**The problem:** Send each entry back exactly as given, pictures excluded.

**Records:**
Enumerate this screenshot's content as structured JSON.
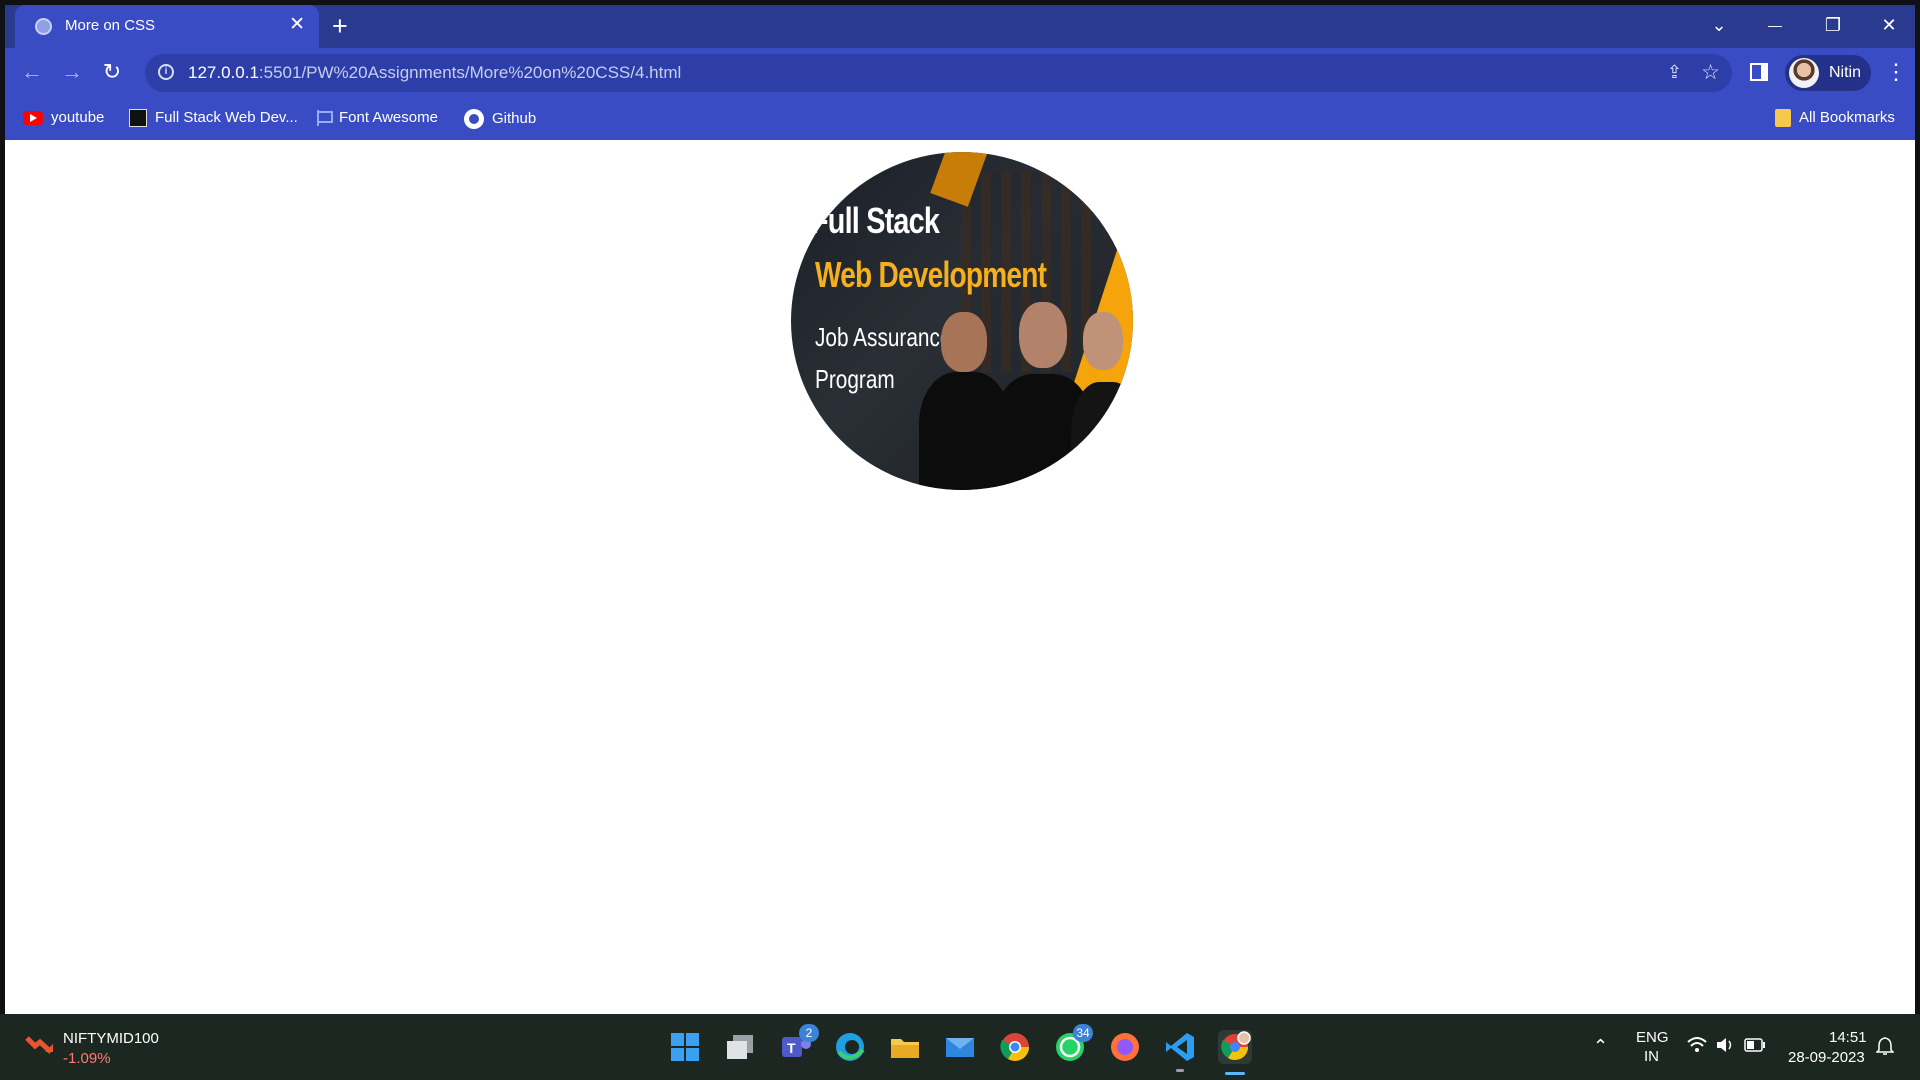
{
  "browser": {
    "tab_title": "More on CSS",
    "tab_close": "✕",
    "new_tab": "+",
    "url_host": "127.0.0.1",
    "url_path": ":5501/PW%20Assignments/More%20on%20CSS/4.html",
    "profile_name": "Nitin",
    "window_controls": {
      "tab_search": "⌄",
      "minimize": "—",
      "restore": "❐",
      "close": "✕"
    }
  },
  "bookmarks": {
    "items": [
      {
        "label": "youtube",
        "icon": "youtube-icon"
      },
      {
        "label": "Full Stack Web Dev...",
        "icon": "pw-skills-icon"
      },
      {
        "label": "Font Awesome",
        "icon": "flag-icon"
      },
      {
        "label": "Github",
        "icon": "github-icon"
      }
    ],
    "all_bookmarks": "All Bookmarks"
  },
  "page": {
    "promo_line1": "Full Stack",
    "promo_line2": "Web Development",
    "promo_line3": "Job Assurance",
    "promo_line4": "Program",
    "promo_colors": {
      "accent": "#f6b01e",
      "dark": "#1a1f27"
    }
  },
  "taskbar": {
    "stock_name": "NIFTYMID100",
    "stock_change": "-1.09%",
    "apps": [
      {
        "name": "start",
        "badge": ""
      },
      {
        "name": "task-view",
        "badge": ""
      },
      {
        "name": "teams",
        "badge": "2"
      },
      {
        "name": "edge",
        "badge": ""
      },
      {
        "name": "file-explorer",
        "badge": ""
      },
      {
        "name": "mail",
        "badge": ""
      },
      {
        "name": "chrome",
        "badge": ""
      },
      {
        "name": "whatsapp",
        "badge": "34"
      },
      {
        "name": "firefox",
        "badge": ""
      },
      {
        "name": "vscode",
        "badge": ""
      },
      {
        "name": "chrome-profile",
        "badge": ""
      }
    ],
    "lang_top": "ENG",
    "lang_bottom": "IN",
    "time": "14:51",
    "date": "28-09-2023"
  }
}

**Task response:**
Enumerate this screenshot's content as structured JSON.
{
  "browser": {
    "tab_title": "More on CSS",
    "tab_close": "✕",
    "new_tab": "+",
    "url_host": "127.0.0.1",
    "url_path": ":5501/PW%20Assignments/More%20on%20CSS/4.html",
    "profile_name": "Nitin",
    "window_controls": {
      "tab_search": "⌄",
      "minimize": "—",
      "restore": "❐",
      "close": "✕"
    }
  },
  "bookmarks": {
    "items": [
      {
        "label": "youtube",
        "icon": "youtube-icon"
      },
      {
        "label": "Full Stack Web Dev...",
        "icon": "pw-skills-icon"
      },
      {
        "label": "Font Awesome",
        "icon": "flag-icon"
      },
      {
        "label": "Github",
        "icon": "github-icon"
      }
    ],
    "all_bookmarks": "All Bookmarks"
  },
  "page": {
    "promo_line1": "Full Stack",
    "promo_line2": "Web Development",
    "promo_line3": "Job Assurance",
    "promo_line4": "Program",
    "promo_colors": {
      "accent": "#f6b01e",
      "dark": "#1a1f27"
    }
  },
  "taskbar": {
    "stock_name": "NIFTYMID100",
    "stock_change": "-1.09%",
    "apps": [
      {
        "name": "start",
        "badge": ""
      },
      {
        "name": "task-view",
        "badge": ""
      },
      {
        "name": "teams",
        "badge": "2"
      },
      {
        "name": "edge",
        "badge": ""
      },
      {
        "name": "file-explorer",
        "badge": ""
      },
      {
        "name": "mail",
        "badge": ""
      },
      {
        "name": "chrome",
        "badge": ""
      },
      {
        "name": "whatsapp",
        "badge": "34"
      },
      {
        "name": "firefox",
        "badge": ""
      },
      {
        "name": "vscode",
        "badge": ""
      },
      {
        "name": "chrome-profile",
        "badge": ""
      }
    ],
    "lang_top": "ENG",
    "lang_bottom": "IN",
    "time": "14:51",
    "date": "28-09-2023"
  }
}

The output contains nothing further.